[Figure content listings]
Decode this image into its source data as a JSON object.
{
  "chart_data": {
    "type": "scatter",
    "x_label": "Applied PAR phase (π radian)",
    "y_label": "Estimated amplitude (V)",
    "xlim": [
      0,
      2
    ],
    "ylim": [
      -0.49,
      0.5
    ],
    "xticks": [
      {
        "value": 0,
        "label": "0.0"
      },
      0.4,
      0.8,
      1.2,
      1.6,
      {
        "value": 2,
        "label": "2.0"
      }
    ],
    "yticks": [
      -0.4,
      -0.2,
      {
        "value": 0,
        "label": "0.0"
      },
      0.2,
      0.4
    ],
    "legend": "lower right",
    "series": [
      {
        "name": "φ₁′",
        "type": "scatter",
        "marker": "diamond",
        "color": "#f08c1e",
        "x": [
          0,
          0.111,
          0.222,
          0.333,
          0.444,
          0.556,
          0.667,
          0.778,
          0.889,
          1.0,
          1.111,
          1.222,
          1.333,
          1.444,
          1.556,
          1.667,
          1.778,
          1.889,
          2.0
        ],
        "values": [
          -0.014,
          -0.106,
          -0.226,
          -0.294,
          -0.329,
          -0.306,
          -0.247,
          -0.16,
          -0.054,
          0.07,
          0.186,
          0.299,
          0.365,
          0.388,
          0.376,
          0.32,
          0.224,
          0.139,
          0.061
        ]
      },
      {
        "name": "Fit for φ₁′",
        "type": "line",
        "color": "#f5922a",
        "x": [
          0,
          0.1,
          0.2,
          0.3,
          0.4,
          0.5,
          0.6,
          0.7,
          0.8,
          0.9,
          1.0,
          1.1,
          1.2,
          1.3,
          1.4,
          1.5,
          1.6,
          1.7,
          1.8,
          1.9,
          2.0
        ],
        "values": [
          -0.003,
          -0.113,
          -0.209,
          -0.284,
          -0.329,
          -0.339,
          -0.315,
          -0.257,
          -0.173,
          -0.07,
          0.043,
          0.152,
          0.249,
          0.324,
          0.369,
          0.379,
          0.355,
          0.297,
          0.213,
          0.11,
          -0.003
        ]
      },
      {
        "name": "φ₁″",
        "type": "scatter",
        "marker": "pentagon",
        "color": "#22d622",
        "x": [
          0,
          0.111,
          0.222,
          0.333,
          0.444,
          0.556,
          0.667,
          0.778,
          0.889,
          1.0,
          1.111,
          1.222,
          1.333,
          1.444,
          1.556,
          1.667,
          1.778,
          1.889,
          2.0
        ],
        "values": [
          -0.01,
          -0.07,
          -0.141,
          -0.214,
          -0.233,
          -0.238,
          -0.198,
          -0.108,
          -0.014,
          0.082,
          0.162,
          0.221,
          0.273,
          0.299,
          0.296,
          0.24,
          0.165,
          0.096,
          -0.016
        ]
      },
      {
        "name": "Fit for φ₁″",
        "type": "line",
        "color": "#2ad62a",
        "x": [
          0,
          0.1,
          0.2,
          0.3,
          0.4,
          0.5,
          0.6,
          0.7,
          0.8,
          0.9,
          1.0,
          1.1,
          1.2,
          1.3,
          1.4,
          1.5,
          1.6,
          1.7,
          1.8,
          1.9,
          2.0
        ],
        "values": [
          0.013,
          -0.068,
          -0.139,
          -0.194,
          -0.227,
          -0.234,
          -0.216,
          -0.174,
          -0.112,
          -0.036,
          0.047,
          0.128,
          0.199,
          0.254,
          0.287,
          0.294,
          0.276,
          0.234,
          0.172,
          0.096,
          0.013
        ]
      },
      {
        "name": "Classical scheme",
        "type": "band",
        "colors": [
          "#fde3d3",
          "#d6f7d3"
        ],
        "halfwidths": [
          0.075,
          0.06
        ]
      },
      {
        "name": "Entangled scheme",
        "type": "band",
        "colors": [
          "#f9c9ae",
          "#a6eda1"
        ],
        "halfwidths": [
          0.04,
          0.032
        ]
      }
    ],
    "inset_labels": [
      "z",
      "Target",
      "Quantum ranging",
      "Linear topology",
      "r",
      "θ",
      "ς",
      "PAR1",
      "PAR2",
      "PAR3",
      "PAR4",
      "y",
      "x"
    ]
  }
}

Exercise directions —
Output all preceding records character for character.

Exercise solution —
Decode this image into its source data as a JSON object.
{
  "chart_data": {
    "type": "scatter",
    "x_label": "Applied PAR phase (π radian)",
    "y_label": "Estimated amplitude (V)",
    "xlim": [
      0,
      2
    ],
    "ylim": [
      -0.49,
      0.5
    ],
    "xticks": [
      {
        "value": 0,
        "label": "0.0"
      },
      0.4,
      0.8,
      1.2,
      1.6,
      {
        "value": 2,
        "label": "2.0"
      }
    ],
    "yticks": [
      -0.4,
      -0.2,
      {
        "value": 0,
        "label": "0.0"
      },
      0.2,
      0.4
    ],
    "legend": "lower right",
    "series": [
      {
        "name": "φ₁′",
        "type": "scatter",
        "marker": "diamond",
        "color": "#f08c1e",
        "x": [
          0,
          0.111,
          0.222,
          0.333,
          0.444,
          0.556,
          0.667,
          0.778,
          0.889,
          1.0,
          1.111,
          1.222,
          1.333,
          1.444,
          1.556,
          1.667,
          1.778,
          1.889,
          2.0
        ],
        "values": [
          -0.014,
          -0.106,
          -0.226,
          -0.294,
          -0.329,
          -0.306,
          -0.247,
          -0.16,
          -0.054,
          0.07,
          0.186,
          0.299,
          0.365,
          0.388,
          0.376,
          0.32,
          0.224,
          0.139,
          0.061
        ]
      },
      {
        "name": "Fit for φ₁′",
        "type": "line",
        "color": "#f5922a",
        "x": [
          0,
          0.1,
          0.2,
          0.3,
          0.4,
          0.5,
          0.6,
          0.7,
          0.8,
          0.9,
          1.0,
          1.1,
          1.2,
          1.3,
          1.4,
          1.5,
          1.6,
          1.7,
          1.8,
          1.9,
          2.0
        ],
        "values": [
          -0.003,
          -0.113,
          -0.209,
          -0.284,
          -0.329,
          -0.339,
          -0.315,
          -0.257,
          -0.173,
          -0.07,
          0.043,
          0.152,
          0.249,
          0.324,
          0.369,
          0.379,
          0.355,
          0.297,
          0.213,
          0.11,
          -0.003
        ]
      },
      {
        "name": "φ₁″",
        "type": "scatter",
        "marker": "pentagon",
        "color": "#22d622",
        "x": [
          0,
          0.111,
          0.222,
          0.333,
          0.444,
          0.556,
          0.667,
          0.778,
          0.889,
          1.0,
          1.111,
          1.222,
          1.333,
          1.444,
          1.556,
          1.667,
          1.778,
          1.889,
          2.0
        ],
        "values": [
          -0.01,
          -0.07,
          -0.141,
          -0.214,
          -0.233,
          -0.238,
          -0.198,
          -0.108,
          -0.014,
          0.082,
          0.162,
          0.221,
          0.273,
          0.299,
          0.296,
          0.24,
          0.165,
          0.096,
          -0.016
        ]
      },
      {
        "name": "Fit for φ₁″",
        "type": "line",
        "color": "#2ad62a",
        "x": [
          0,
          0.1,
          0.2,
          0.3,
          0.4,
          0.5,
          0.6,
          0.7,
          0.8,
          0.9,
          1.0,
          1.1,
          1.2,
          1.3,
          1.4,
          1.5,
          1.6,
          1.7,
          1.8,
          1.9,
          2.0
        ],
        "values": [
          0.013,
          -0.068,
          -0.139,
          -0.194,
          -0.227,
          -0.234,
          -0.216,
          -0.174,
          -0.112,
          -0.036,
          0.047,
          0.128,
          0.199,
          0.254,
          0.287,
          0.294,
          0.276,
          0.234,
          0.172,
          0.096,
          0.013
        ]
      },
      {
        "name": "Classical scheme",
        "type": "band",
        "colors": [
          "#fde3d3",
          "#d6f7d3"
        ],
        "halfwidths": [
          0.075,
          0.06
        ]
      },
      {
        "name": "Entangled scheme",
        "type": "band",
        "colors": [
          "#f9c9ae",
          "#a6eda1"
        ],
        "halfwidths": [
          0.04,
          0.032
        ]
      }
    ],
    "inset_labels": [
      "z",
      "Target",
      "Quantum ranging",
      "Linear topology",
      "r",
      "θ",
      "ς",
      "PAR1",
      "PAR2",
      "PAR3",
      "PAR4",
      "y",
      "x"
    ]
  }
}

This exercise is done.